● **MATERIALS PROVIDED**

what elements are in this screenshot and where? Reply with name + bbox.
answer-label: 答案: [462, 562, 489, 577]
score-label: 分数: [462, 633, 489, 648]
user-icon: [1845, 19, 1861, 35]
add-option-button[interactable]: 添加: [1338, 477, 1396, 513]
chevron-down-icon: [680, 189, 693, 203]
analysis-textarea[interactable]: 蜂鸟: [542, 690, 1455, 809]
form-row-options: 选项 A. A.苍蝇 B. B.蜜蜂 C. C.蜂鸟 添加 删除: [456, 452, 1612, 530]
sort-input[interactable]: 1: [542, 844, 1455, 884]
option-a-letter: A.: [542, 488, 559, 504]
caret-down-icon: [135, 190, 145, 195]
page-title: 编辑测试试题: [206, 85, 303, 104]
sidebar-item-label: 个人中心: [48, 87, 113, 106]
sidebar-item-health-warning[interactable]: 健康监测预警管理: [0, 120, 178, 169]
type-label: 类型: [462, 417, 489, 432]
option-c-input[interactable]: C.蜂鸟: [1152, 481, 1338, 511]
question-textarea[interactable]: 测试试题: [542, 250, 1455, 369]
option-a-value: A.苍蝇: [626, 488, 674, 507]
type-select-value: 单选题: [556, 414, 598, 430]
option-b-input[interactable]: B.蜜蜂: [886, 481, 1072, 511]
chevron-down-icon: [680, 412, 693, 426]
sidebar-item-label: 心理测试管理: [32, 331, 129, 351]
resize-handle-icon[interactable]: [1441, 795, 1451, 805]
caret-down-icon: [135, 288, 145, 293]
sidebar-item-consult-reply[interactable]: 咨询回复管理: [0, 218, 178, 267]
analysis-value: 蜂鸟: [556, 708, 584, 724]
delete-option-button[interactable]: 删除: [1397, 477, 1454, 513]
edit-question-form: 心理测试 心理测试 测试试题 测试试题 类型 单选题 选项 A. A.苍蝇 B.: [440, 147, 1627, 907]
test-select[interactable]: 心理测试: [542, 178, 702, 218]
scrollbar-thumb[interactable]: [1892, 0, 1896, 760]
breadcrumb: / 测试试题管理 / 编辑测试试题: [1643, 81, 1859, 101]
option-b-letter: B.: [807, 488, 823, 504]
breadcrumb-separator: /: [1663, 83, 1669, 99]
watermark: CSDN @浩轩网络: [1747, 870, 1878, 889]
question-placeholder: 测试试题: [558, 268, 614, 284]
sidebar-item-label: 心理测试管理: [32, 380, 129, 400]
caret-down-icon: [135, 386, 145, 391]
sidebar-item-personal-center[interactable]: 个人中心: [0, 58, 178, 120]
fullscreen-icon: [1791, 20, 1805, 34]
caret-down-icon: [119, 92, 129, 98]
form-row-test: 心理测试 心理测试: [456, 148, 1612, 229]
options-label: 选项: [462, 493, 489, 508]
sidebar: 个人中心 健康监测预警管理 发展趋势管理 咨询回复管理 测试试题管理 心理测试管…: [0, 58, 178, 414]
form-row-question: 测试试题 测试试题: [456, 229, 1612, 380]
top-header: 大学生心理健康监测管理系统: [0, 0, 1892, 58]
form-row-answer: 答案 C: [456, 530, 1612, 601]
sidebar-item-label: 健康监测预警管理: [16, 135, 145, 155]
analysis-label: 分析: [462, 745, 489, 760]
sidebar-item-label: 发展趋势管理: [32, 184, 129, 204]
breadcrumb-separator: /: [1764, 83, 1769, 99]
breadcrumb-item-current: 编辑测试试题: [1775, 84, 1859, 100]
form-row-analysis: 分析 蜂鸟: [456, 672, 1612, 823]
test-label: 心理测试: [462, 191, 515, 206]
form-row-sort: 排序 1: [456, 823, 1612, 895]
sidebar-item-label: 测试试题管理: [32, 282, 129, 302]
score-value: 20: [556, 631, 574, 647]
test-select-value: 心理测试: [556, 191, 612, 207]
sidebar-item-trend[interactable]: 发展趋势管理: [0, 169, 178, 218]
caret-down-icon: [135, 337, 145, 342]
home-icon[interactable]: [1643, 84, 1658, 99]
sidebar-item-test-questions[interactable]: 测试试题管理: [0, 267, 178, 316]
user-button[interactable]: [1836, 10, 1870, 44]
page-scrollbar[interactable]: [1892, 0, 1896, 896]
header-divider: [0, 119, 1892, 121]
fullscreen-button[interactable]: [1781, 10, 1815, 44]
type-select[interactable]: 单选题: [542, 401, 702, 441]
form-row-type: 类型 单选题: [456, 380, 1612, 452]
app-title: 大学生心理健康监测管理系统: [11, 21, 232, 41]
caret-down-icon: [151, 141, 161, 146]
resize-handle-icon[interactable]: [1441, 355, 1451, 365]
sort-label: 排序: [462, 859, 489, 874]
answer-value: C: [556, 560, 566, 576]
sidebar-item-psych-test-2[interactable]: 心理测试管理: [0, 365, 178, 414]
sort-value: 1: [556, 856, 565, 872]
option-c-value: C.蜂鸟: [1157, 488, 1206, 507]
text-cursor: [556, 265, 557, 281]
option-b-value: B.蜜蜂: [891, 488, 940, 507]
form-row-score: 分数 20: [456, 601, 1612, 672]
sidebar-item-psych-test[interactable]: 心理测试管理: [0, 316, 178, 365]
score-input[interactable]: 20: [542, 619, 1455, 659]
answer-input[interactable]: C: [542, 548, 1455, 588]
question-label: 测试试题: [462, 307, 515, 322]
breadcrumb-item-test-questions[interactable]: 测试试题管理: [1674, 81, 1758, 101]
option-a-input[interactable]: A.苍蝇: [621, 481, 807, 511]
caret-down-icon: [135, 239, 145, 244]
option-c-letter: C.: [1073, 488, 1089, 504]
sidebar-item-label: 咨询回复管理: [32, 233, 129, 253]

● **THE PROBLEM**
Copy the entries above word for word, from the first one through the one that contains "options-label: 选项: [462, 493, 489, 508]", including both.

● **REPLY TO THE EXERCISE**
what elements are in this screenshot and where? Reply with name + bbox.
answer-label: 答案: [462, 562, 489, 577]
score-label: 分数: [462, 633, 489, 648]
user-icon: [1845, 19, 1861, 35]
add-option-button[interactable]: 添加: [1338, 477, 1396, 513]
chevron-down-icon: [680, 189, 693, 203]
analysis-textarea[interactable]: 蜂鸟: [542, 690, 1455, 809]
form-row-options: 选项 A. A.苍蝇 B. B.蜜蜂 C. C.蜂鸟 添加 删除: [456, 452, 1612, 530]
sort-input[interactable]: 1: [542, 844, 1455, 884]
option-a-letter: A.: [542, 488, 559, 504]
caret-down-icon: [135, 190, 145, 195]
page-title: 编辑测试试题: [206, 85, 303, 104]
sidebar-item-label: 个人中心: [48, 87, 113, 106]
sidebar-item-health-warning[interactable]: 健康监测预警管理: [0, 120, 178, 169]
type-label: 类型: [462, 417, 489, 432]
option-c-input[interactable]: C.蜂鸟: [1152, 481, 1338, 511]
question-textarea[interactable]: 测试试题: [542, 250, 1455, 369]
option-a-value: A.苍蝇: [626, 488, 674, 507]
type-select-value: 单选题: [556, 414, 598, 430]
option-b-input[interactable]: B.蜜蜂: [886, 481, 1072, 511]
chevron-down-icon: [680, 412, 693, 426]
sidebar-item-label: 心理测试管理: [32, 331, 129, 351]
resize-handle-icon[interactable]: [1441, 795, 1451, 805]
caret-down-icon: [135, 288, 145, 293]
sidebar-item-consult-reply[interactable]: 咨询回复管理: [0, 218, 178, 267]
analysis-value: 蜂鸟: [556, 708, 584, 724]
delete-option-button[interactable]: 删除: [1397, 477, 1454, 513]
edit-question-form: 心理测试 心理测试 测试试题 测试试题 类型 单选题 选项 A. A.苍蝇 B.: [440, 147, 1627, 907]
test-select[interactable]: 心理测试: [542, 178, 702, 218]
scrollbar-thumb[interactable]: [1892, 0, 1896, 760]
breadcrumb: / 测试试题管理 / 编辑测试试题: [1643, 81, 1859, 101]
option-b-letter: B.: [807, 488, 823, 504]
breadcrumb-separator: /: [1663, 83, 1669, 99]
watermark: CSDN @浩轩网络: [1747, 870, 1878, 889]
question-placeholder: 测试试题: [558, 268, 614, 284]
sidebar-item-label: 心理测试管理: [32, 380, 129, 400]
caret-down-icon: [135, 386, 145, 391]
sidebar-item-personal-center[interactable]: 个人中心: [0, 58, 178, 120]
fullscreen-icon: [1791, 20, 1805, 34]
caret-down-icon: [119, 92, 129, 98]
form-row-test: 心理测试 心理测试: [456, 148, 1612, 229]
options-label: 选项: [462, 493, 489, 508]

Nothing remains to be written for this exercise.